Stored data
+++

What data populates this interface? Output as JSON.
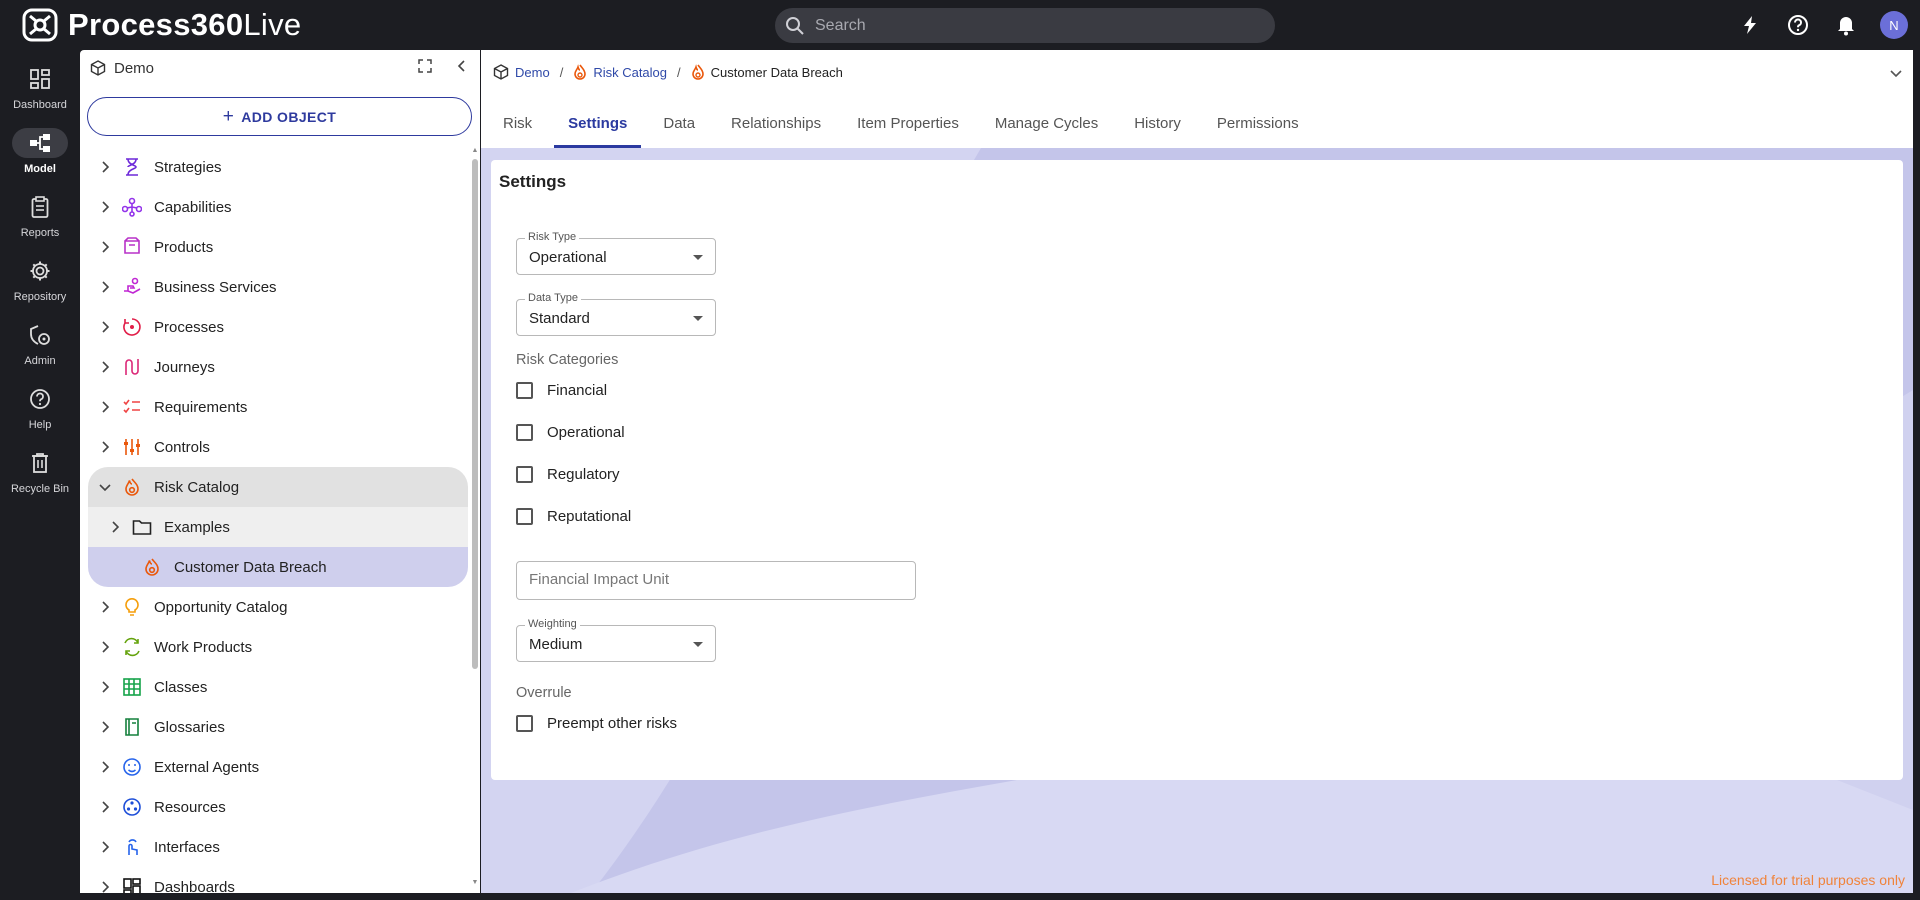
{
  "app": {
    "brand_bold": "Process360",
    "brand_light": "Live"
  },
  "search": {
    "placeholder": "Search"
  },
  "user": {
    "initial": "N"
  },
  "rail": [
    {
      "label": "Dashboard"
    },
    {
      "label": "Model"
    },
    {
      "label": "Reports"
    },
    {
      "label": "Repository"
    },
    {
      "label": "Admin"
    },
    {
      "label": "Help"
    },
    {
      "label": "Recycle Bin"
    }
  ],
  "tree": {
    "workspace": "Demo",
    "add_label": "ADD OBJECT",
    "items": [
      {
        "label": "Strategies",
        "icon": "strategy-icon",
        "color": "#6d28d9"
      },
      {
        "label": "Capabilities",
        "icon": "capability-icon",
        "color": "#9333ea"
      },
      {
        "label": "Products",
        "icon": "product-icon",
        "color": "#b832c8"
      },
      {
        "label": "Business Services",
        "icon": "service-icon",
        "color": "#c026d3"
      },
      {
        "label": "Processes",
        "icon": "process-icon",
        "color": "#e11d48"
      },
      {
        "label": "Journeys",
        "icon": "journey-icon",
        "color": "#db2777"
      },
      {
        "label": "Requirements",
        "icon": "requirements-icon",
        "color": "#ef4444"
      },
      {
        "label": "Controls",
        "icon": "controls-icon",
        "color": "#ea580c"
      },
      {
        "label": "Risk Catalog",
        "icon": "flame-icon",
        "color": "#ea580c"
      },
      {
        "label": "Examples",
        "icon": "folder-icon",
        "color": "#222222"
      },
      {
        "label": "Customer Data Breach",
        "icon": "flame-icon",
        "color": "#ea580c"
      },
      {
        "label": "Opportunity Catalog",
        "icon": "lightbulb-icon",
        "color": "#f59e0b"
      },
      {
        "label": "Work Products",
        "icon": "work-product-icon",
        "color": "#65a30d"
      },
      {
        "label": "Classes",
        "icon": "table-icon",
        "color": "#16a34a"
      },
      {
        "label": "Glossaries",
        "icon": "book-icon",
        "color": "#15803d"
      },
      {
        "label": "External Agents",
        "icon": "agent-icon",
        "color": "#2563eb"
      },
      {
        "label": "Resources",
        "icon": "resource-icon",
        "color": "#1d4ed8"
      },
      {
        "label": "Interfaces",
        "icon": "interface-icon",
        "color": "#2563eb"
      },
      {
        "label": "Dashboards",
        "icon": "dashboard-icon",
        "color": "#111111"
      }
    ]
  },
  "breadcrumb": {
    "root": "Demo",
    "parent": "Risk Catalog",
    "current": "Customer Data Breach"
  },
  "tabs": [
    "Risk",
    "Settings",
    "Data",
    "Relationships",
    "Item Properties",
    "Manage Cycles",
    "History",
    "Permissions"
  ],
  "settings": {
    "title": "Settings",
    "risk_type": {
      "label": "Risk Type",
      "value": "Operational"
    },
    "data_type": {
      "label": "Data Type",
      "value": "Standard"
    },
    "risk_categories_title": "Risk Categories",
    "categories": [
      "Financial",
      "Operational",
      "Regulatory",
      "Reputational"
    ],
    "financial_impact_unit": {
      "placeholder": "Financial Impact Unit"
    },
    "weighting": {
      "label": "Weighting",
      "value": "Medium"
    },
    "overrule_title": "Overrule",
    "preempt_label": "Preempt other risks"
  },
  "footer": {
    "licensed": "Licensed for trial purposes only"
  },
  "colors": {
    "accent": "#2b3aa0",
    "main_bg": "#c8c9ec",
    "risk_orange": "#ea580c"
  }
}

+++

Request :: Output every entry verbatim. Pictures do not belong in the copy.

Complete answer ::
What data populates this interface? Output as JSON.
{
  "app": {
    "brand_bold": "Process360",
    "brand_light": "Live"
  },
  "search": {
    "placeholder": "Search"
  },
  "user": {
    "initial": "N"
  },
  "rail": [
    {
      "label": "Dashboard"
    },
    {
      "label": "Model"
    },
    {
      "label": "Reports"
    },
    {
      "label": "Repository"
    },
    {
      "label": "Admin"
    },
    {
      "label": "Help"
    },
    {
      "label": "Recycle Bin"
    }
  ],
  "tree": {
    "workspace": "Demo",
    "add_label": "ADD OBJECT",
    "items": [
      {
        "label": "Strategies",
        "icon": "strategy-icon",
        "color": "#6d28d9"
      },
      {
        "label": "Capabilities",
        "icon": "capability-icon",
        "color": "#9333ea"
      },
      {
        "label": "Products",
        "icon": "product-icon",
        "color": "#b832c8"
      },
      {
        "label": "Business Services",
        "icon": "service-icon",
        "color": "#c026d3"
      },
      {
        "label": "Processes",
        "icon": "process-icon",
        "color": "#e11d48"
      },
      {
        "label": "Journeys",
        "icon": "journey-icon",
        "color": "#db2777"
      },
      {
        "label": "Requirements",
        "icon": "requirements-icon",
        "color": "#ef4444"
      },
      {
        "label": "Controls",
        "icon": "controls-icon",
        "color": "#ea580c"
      },
      {
        "label": "Risk Catalog",
        "icon": "flame-icon",
        "color": "#ea580c"
      },
      {
        "label": "Examples",
        "icon": "folder-icon",
        "color": "#222222"
      },
      {
        "label": "Customer Data Breach",
        "icon": "flame-icon",
        "color": "#ea580c"
      },
      {
        "label": "Opportunity Catalog",
        "icon": "lightbulb-icon",
        "color": "#f59e0b"
      },
      {
        "label": "Work Products",
        "icon": "work-product-icon",
        "color": "#65a30d"
      },
      {
        "label": "Classes",
        "icon": "table-icon",
        "color": "#16a34a"
      },
      {
        "label": "Glossaries",
        "icon": "book-icon",
        "color": "#15803d"
      },
      {
        "label": "External Agents",
        "icon": "agent-icon",
        "color": "#2563eb"
      },
      {
        "label": "Resources",
        "icon": "resource-icon",
        "color": "#1d4ed8"
      },
      {
        "label": "Interfaces",
        "icon": "interface-icon",
        "color": "#2563eb"
      },
      {
        "label": "Dashboards",
        "icon": "dashboard-icon",
        "color": "#111111"
      }
    ]
  },
  "breadcrumb": {
    "root": "Demo",
    "parent": "Risk Catalog",
    "current": "Customer Data Breach"
  },
  "tabs": [
    "Risk",
    "Settings",
    "Data",
    "Relationships",
    "Item Properties",
    "Manage Cycles",
    "History",
    "Permissions"
  ],
  "settings": {
    "title": "Settings",
    "risk_type": {
      "label": "Risk Type",
      "value": "Operational"
    },
    "data_type": {
      "label": "Data Type",
      "value": "Standard"
    },
    "risk_categories_title": "Risk Categories",
    "categories": [
      "Financial",
      "Operational",
      "Regulatory",
      "Reputational"
    ],
    "financial_impact_unit": {
      "placeholder": "Financial Impact Unit"
    },
    "weighting": {
      "label": "Weighting",
      "value": "Medium"
    },
    "overrule_title": "Overrule",
    "preempt_label": "Preempt other risks"
  },
  "footer": {
    "licensed": "Licensed for trial purposes only"
  },
  "colors": {
    "accent": "#2b3aa0",
    "main_bg": "#c8c9ec",
    "risk_orange": "#ea580c"
  }
}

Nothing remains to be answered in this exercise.